*EXERCISE:* Recast the lines below as a Markdown table with the columns Row and Line, numbering each row and leaving out blank lines. Start at the first line and end with the line that contains "gauge-label-250: 250 — [652, 211, 709, 250]", including both.

[Source data]
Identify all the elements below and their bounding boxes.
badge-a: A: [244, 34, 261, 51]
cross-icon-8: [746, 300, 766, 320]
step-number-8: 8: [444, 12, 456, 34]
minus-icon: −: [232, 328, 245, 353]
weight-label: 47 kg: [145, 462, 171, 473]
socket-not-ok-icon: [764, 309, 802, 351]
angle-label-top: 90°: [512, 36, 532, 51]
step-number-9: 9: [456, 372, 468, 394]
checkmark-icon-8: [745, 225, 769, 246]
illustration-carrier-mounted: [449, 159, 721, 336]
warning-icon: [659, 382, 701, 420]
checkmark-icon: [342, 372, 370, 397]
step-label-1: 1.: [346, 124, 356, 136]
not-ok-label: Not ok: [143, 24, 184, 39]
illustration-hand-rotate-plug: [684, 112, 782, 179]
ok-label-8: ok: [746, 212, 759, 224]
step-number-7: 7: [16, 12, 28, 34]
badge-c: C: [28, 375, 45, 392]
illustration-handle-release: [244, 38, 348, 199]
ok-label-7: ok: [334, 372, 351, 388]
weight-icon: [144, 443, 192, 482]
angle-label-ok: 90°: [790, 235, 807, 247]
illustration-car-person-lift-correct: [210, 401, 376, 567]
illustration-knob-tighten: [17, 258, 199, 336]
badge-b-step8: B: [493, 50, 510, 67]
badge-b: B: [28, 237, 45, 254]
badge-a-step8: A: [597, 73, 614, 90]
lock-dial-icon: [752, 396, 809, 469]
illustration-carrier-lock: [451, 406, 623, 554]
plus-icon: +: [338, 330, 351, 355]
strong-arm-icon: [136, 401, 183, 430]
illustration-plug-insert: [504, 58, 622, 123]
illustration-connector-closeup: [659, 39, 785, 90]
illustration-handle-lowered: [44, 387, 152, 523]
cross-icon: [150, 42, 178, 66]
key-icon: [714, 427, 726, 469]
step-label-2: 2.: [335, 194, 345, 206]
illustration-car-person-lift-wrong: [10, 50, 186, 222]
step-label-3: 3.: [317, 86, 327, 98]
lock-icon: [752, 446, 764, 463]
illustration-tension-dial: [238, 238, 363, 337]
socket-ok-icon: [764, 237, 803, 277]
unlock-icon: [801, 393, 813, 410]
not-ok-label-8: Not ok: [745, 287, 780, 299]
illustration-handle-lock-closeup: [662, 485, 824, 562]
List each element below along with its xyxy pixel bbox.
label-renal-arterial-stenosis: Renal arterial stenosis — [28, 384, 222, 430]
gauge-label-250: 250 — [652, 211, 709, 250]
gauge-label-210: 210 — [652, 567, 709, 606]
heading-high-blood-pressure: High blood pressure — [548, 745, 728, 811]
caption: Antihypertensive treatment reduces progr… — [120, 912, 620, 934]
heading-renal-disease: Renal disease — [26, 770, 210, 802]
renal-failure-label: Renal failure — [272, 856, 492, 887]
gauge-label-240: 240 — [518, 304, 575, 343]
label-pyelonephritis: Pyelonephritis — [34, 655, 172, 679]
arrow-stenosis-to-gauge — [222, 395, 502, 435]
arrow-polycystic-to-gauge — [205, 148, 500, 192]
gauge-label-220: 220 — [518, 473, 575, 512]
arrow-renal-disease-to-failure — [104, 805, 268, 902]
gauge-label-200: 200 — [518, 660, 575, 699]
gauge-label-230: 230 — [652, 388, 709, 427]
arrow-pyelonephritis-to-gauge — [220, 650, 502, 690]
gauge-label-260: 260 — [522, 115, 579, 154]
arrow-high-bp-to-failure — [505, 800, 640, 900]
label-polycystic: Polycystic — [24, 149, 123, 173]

*WRITTEN REPLY:*
| Row | Line |
|---|---|
| 1 | Identify all the elements below and their bounding boxes. |
| 2 | badge-a: A: [244, 34, 261, 51] |
| 3 | cross-icon-8: [746, 300, 766, 320] |
| 4 | step-number-8: 8: [444, 12, 456, 34] |
| 5 | minus-icon: −: [232, 328, 245, 353] |
| 6 | weight-label: 47 kg: [145, 462, 171, 473] |
| 7 | socket-not-ok-icon: [764, 309, 802, 351] |
| 8 | angle-label-top: 90°: [512, 36, 532, 51] |
| 9 | step-number-9: 9: [456, 372, 468, 394] |
| 10 | checkmark-icon-8: [745, 225, 769, 246] |
| 11 | illustration-carrier-mounted: [449, 159, 721, 336] |
| 12 | warning-icon: [659, 382, 701, 420] |
| 13 | checkmark-icon: [342, 372, 370, 397] |
| 14 | step-label-1: 1.: [346, 124, 356, 136] |
| 15 | not-ok-label: Not ok: [143, 24, 184, 39] |
| 16 | illustration-hand-rotate-plug: [684, 112, 782, 179] |
| 17 | ok-label-8: ok: [746, 212, 759, 224] |
| 18 | step-number-7: 7: [16, 12, 28, 34] |
| 19 | badge-c: C: [28, 375, 45, 392] |
| 20 | illustration-handle-release: [244, 38, 348, 199] |
| 21 | ok-label-7: ok: [334, 372, 351, 388] |
| 22 | weight-icon: [144, 443, 192, 482] |
| 23 | angle-label-ok: 90°: [790, 235, 807, 247] |
| 24 | illustration-car-person-lift-correct: [210, 401, 376, 567] |
| 25 | illustration-knob-tighten: [17, 258, 199, 336] |
| 26 | badge-b-step8: B: [493, 50, 510, 67] |
| 27 | badge-b: B: [28, 237, 45, 254] |
| 28 | badge-a-step8: A: [597, 73, 614, 90] |
| 29 | lock-dial-icon: [752, 396, 809, 469] |
| 30 | illustration-carrier-lock: [451, 406, 623, 554] |
| 31 | plus-icon: +: [338, 330, 351, 355] |
| 32 | strong-arm-icon: [136, 401, 183, 430] |
| 33 | illustration-plug-insert: [504, 58, 622, 123] |
| 34 | illustration-connector-closeup: [659, 39, 785, 90] |
| 35 | illustration-handle-lowered: [44, 387, 152, 523] |
| 36 | cross-icon: [150, 42, 178, 66] |
| 37 | key-icon: [714, 427, 726, 469] |
| 38 | step-label-2: 2.: [335, 194, 345, 206] |
| 39 | illustration-car-person-lift-wrong: [10, 50, 186, 222] |
| 40 | step-label-3: 3.: [317, 86, 327, 98] |
| 41 | lock-icon: [752, 446, 764, 463] |
| 42 | illustration-tension-dial: [238, 238, 363, 337] |
| 43 | socket-ok-icon: [764, 237, 803, 277] |
| 44 | unlock-icon: [801, 393, 813, 410] |
| 45 | not-ok-label-8: Not ok: [745, 287, 780, 299] |
| 46 | illustration-handle-lock-closeup: [662, 485, 824, 562] |
| 47 | List each element below along with its xyxy pixel bbox. |
| 48 | label-renal-arterial-stenosis: Renal arterial stenosis — [28, 384, 222, 430] |
| 49 | gauge-label-250: 250 — [652, 211, 709, 250] |